STATED TASK → Extract the text of every entry below exactly; leave images out.

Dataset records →
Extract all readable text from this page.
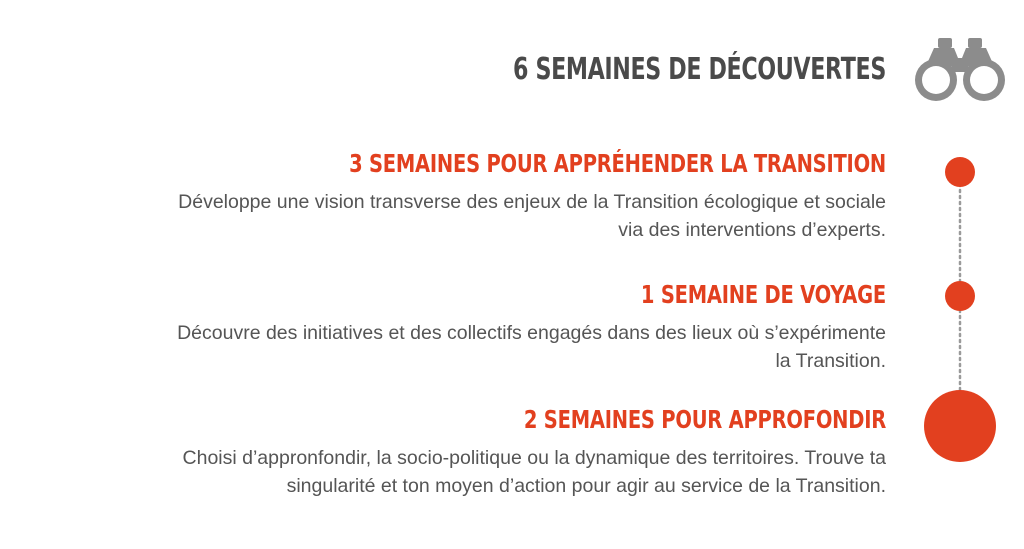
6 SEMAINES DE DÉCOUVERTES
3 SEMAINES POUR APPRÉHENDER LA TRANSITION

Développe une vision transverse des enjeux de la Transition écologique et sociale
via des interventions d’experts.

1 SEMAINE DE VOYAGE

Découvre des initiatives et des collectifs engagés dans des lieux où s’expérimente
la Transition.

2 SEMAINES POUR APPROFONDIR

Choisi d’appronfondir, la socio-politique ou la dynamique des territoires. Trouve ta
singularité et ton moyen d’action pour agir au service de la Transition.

OUTPUT →
Extract all readable text from this page.
6 SEMAINES DE DÉCOUVERTES
3 SEMAINES POUR APPRÉHENDER LA TRANSITION

Développe une vision transverse des enjeux de la Transition écologique et sociale
via des interventions d’experts.

1 SEMAINE DE VOYAGE

Découvre des initiatives et des collectifs engagés dans des lieux où s’expérimente
la Transition.

2 SEMAINES POUR APPROFONDIR

Choisi d’appronfondir, la socio-politique ou la dynamique des territoires. Trouve ta
singularité et ton moyen d’action pour agir au service de la Transition.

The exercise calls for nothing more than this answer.